• DATA LISTING
[START]

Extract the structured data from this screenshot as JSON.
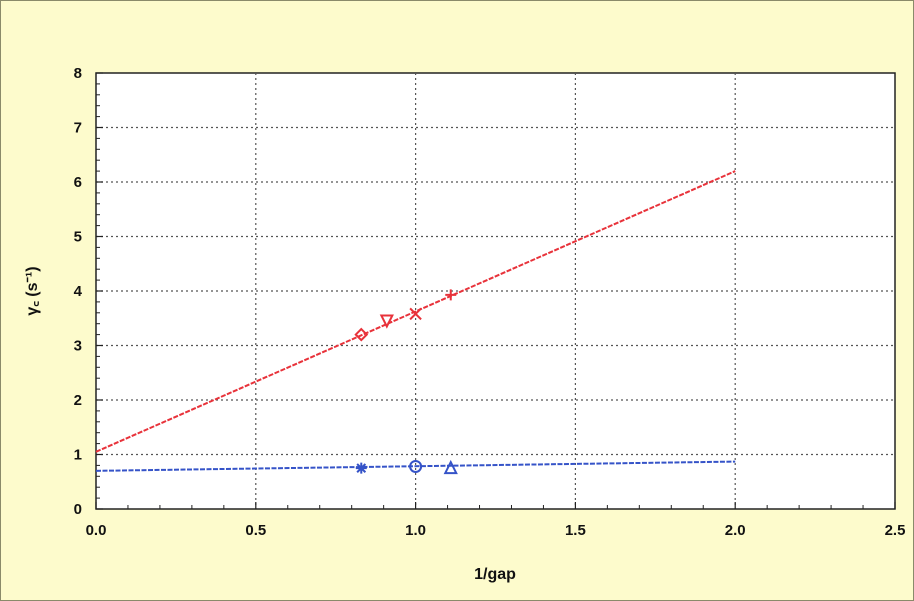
{
  "chart_data": {
    "type": "scatter",
    "xlabel": "1/gap",
    "ylabel": "γ꜀ (s⁻¹)",
    "xlim": [
      0,
      2.5
    ],
    "ylim": [
      0,
      8
    ],
    "x_ticks": [
      "0.0",
      "0.5",
      "1.0",
      "1.5",
      "2.0",
      "2.5"
    ],
    "y_ticks": [
      "0",
      "1",
      "2",
      "3",
      "4",
      "5",
      "6",
      "7",
      "8"
    ],
    "grid": true,
    "legend": "none",
    "colors": {
      "red": "#e8323a",
      "blue": "#3553c8",
      "plot_bg": "#ffffff",
      "frame_bg": "#fdfbcc"
    },
    "series": [
      {
        "color": "red",
        "fit_line": {
          "x": [
            0.0,
            2.0
          ],
          "y": [
            1.05,
            6.2
          ]
        },
        "points": [
          {
            "x": 0.83,
            "y": 3.2,
            "marker": "diamond"
          },
          {
            "x": 0.91,
            "y": 3.45,
            "marker": "triangle-down"
          },
          {
            "x": 1.0,
            "y": 3.58,
            "marker": "x"
          },
          {
            "x": 1.11,
            "y": 3.93,
            "marker": "plus"
          }
        ]
      },
      {
        "color": "blue",
        "fit_line": {
          "x": [
            0.0,
            2.0
          ],
          "y": [
            0.7,
            0.87
          ]
        },
        "points": [
          {
            "x": 0.83,
            "y": 0.75,
            "marker": "asterisk"
          },
          {
            "x": 1.0,
            "y": 0.78,
            "marker": "circle"
          },
          {
            "x": 1.11,
            "y": 0.76,
            "marker": "triangle-up"
          }
        ]
      }
    ]
  }
}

[END]

• TO BE DONE
Make an exact copy of the whole listing, but don't bring over any pictures.

• TASK RESULT
Extract the structured data from this screenshot as JSON.
{
  "chart_data": {
    "type": "scatter",
    "xlabel": "1/gap",
    "ylabel": "γ꜀ (s⁻¹)",
    "xlim": [
      0,
      2.5
    ],
    "ylim": [
      0,
      8
    ],
    "x_ticks": [
      "0.0",
      "0.5",
      "1.0",
      "1.5",
      "2.0",
      "2.5"
    ],
    "y_ticks": [
      "0",
      "1",
      "2",
      "3",
      "4",
      "5",
      "6",
      "7",
      "8"
    ],
    "grid": true,
    "legend": "none",
    "colors": {
      "red": "#e8323a",
      "blue": "#3553c8",
      "plot_bg": "#ffffff",
      "frame_bg": "#fdfbcc"
    },
    "series": [
      {
        "color": "red",
        "fit_line": {
          "x": [
            0.0,
            2.0
          ],
          "y": [
            1.05,
            6.2
          ]
        },
        "points": [
          {
            "x": 0.83,
            "y": 3.2,
            "marker": "diamond"
          },
          {
            "x": 0.91,
            "y": 3.45,
            "marker": "triangle-down"
          },
          {
            "x": 1.0,
            "y": 3.58,
            "marker": "x"
          },
          {
            "x": 1.11,
            "y": 3.93,
            "marker": "plus"
          }
        ]
      },
      {
        "color": "blue",
        "fit_line": {
          "x": [
            0.0,
            2.0
          ],
          "y": [
            0.7,
            0.87
          ]
        },
        "points": [
          {
            "x": 0.83,
            "y": 0.75,
            "marker": "asterisk"
          },
          {
            "x": 1.0,
            "y": 0.78,
            "marker": "circle"
          },
          {
            "x": 1.11,
            "y": 0.76,
            "marker": "triangle-up"
          }
        ]
      }
    ]
  }
}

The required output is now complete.